Required task: Omit the pictures, then write out every entry exactly as it reads.

Data provided:
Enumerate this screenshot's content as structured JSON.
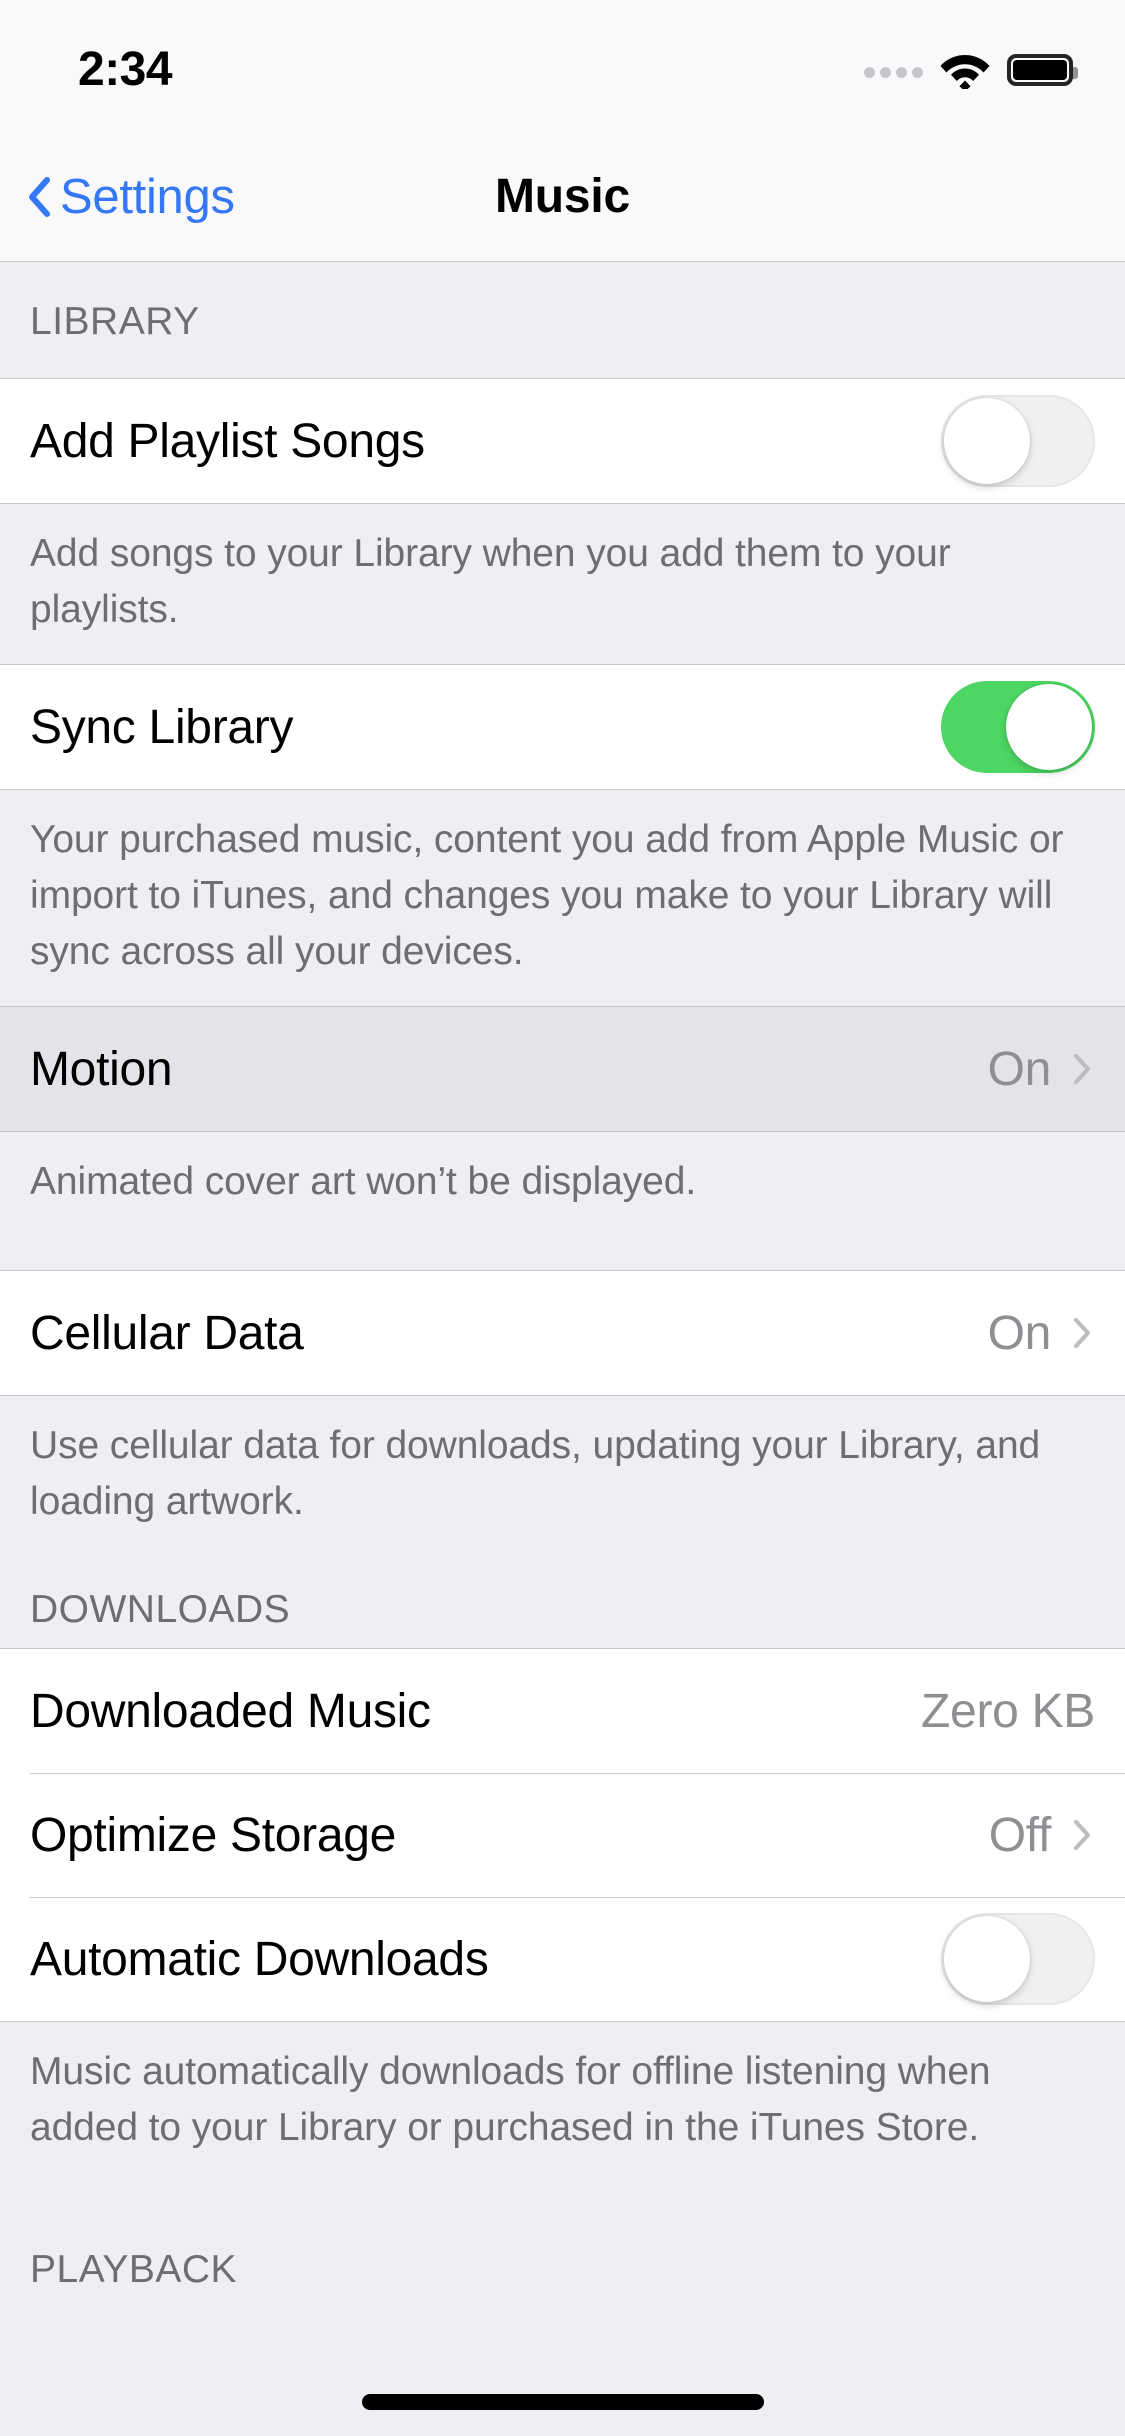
{
  "status_bar": {
    "time": "2:34",
    "wifi_icon": "wifi-icon",
    "signal_icon": "signal-dots-icon",
    "battery_icon": "battery-full-icon"
  },
  "nav": {
    "back_label": "Settings",
    "back_icon": "chevron-left-icon",
    "title": "Music"
  },
  "sections": {
    "library": {
      "header": "LIBRARY",
      "add_playlist_songs": {
        "label": "Add Playlist Songs",
        "toggle_state": "off"
      },
      "add_playlist_songs_footer": "Add songs to your Library when you add them to your playlists.",
      "sync_library": {
        "label": "Sync Library",
        "toggle_state": "on"
      },
      "sync_library_footer": "Your purchased music, content you add from Apple Music or import to iTunes, and changes you make to your Library will sync across all your devices.",
      "motion": {
        "label": "Motion",
        "value": "On",
        "chevron_icon": "chevron-right-icon",
        "pressed": true
      },
      "motion_footer": "Animated cover art won’t be displayed.",
      "cellular_data": {
        "label": "Cellular Data",
        "value": "On",
        "chevron_icon": "chevron-right-icon"
      },
      "cellular_data_footer": "Use cellular data for downloads, updating your Library, and loading artwork."
    },
    "downloads": {
      "header": "DOWNLOADS",
      "downloaded_music": {
        "label": "Downloaded Music",
        "value": "Zero KB"
      },
      "optimize_storage": {
        "label": "Optimize Storage",
        "value": "Off",
        "chevron_icon": "chevron-right-icon"
      },
      "automatic_downloads": {
        "label": "Automatic Downloads",
        "toggle_state": "off"
      },
      "automatic_downloads_footer": "Music automatically downloads for offline listening when added to your Library or purchased in the iTunes Store."
    },
    "playback": {
      "header": "PLAYBACK"
    }
  },
  "colors": {
    "accent_blue": "#3478f6",
    "toggle_green": "#4cd663",
    "secondary_text": "#6d6d72",
    "value_text": "#8e8e93",
    "group_background": "#ffffff",
    "page_background": "#efeef3",
    "separator": "#c8c7cc",
    "row_pressed": "#e3e3e8"
  }
}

Solution to the exercise:
Enumerate this screenshot's content as structured JSON.
{
  "status_bar": {
    "time": "2:34",
    "wifi_icon": "wifi-icon",
    "signal_icon": "signal-dots-icon",
    "battery_icon": "battery-full-icon"
  },
  "nav": {
    "back_label": "Settings",
    "back_icon": "chevron-left-icon",
    "title": "Music"
  },
  "sections": {
    "library": {
      "header": "LIBRARY",
      "add_playlist_songs": {
        "label": "Add Playlist Songs",
        "toggle_state": "off"
      },
      "add_playlist_songs_footer": "Add songs to your Library when you add them to your playlists.",
      "sync_library": {
        "label": "Sync Library",
        "toggle_state": "on"
      },
      "sync_library_footer": "Your purchased music, content you add from Apple Music or import to iTunes, and changes you make to your Library will sync across all your devices.",
      "motion": {
        "label": "Motion",
        "value": "On",
        "chevron_icon": "chevron-right-icon",
        "pressed": true
      },
      "motion_footer": "Animated cover art won’t be displayed.",
      "cellular_data": {
        "label": "Cellular Data",
        "value": "On",
        "chevron_icon": "chevron-right-icon"
      },
      "cellular_data_footer": "Use cellular data for downloads, updating your Library, and loading artwork."
    },
    "downloads": {
      "header": "DOWNLOADS",
      "downloaded_music": {
        "label": "Downloaded Music",
        "value": "Zero KB"
      },
      "optimize_storage": {
        "label": "Optimize Storage",
        "value": "Off",
        "chevron_icon": "chevron-right-icon"
      },
      "automatic_downloads": {
        "label": "Automatic Downloads",
        "toggle_state": "off"
      },
      "automatic_downloads_footer": "Music automatically downloads for offline listening when added to your Library or purchased in the iTunes Store."
    },
    "playback": {
      "header": "PLAYBACK"
    }
  },
  "colors": {
    "accent_blue": "#3478f6",
    "toggle_green": "#4cd663",
    "secondary_text": "#6d6d72",
    "value_text": "#8e8e93",
    "group_background": "#ffffff",
    "page_background": "#efeef3",
    "separator": "#c8c7cc",
    "row_pressed": "#e3e3e8"
  }
}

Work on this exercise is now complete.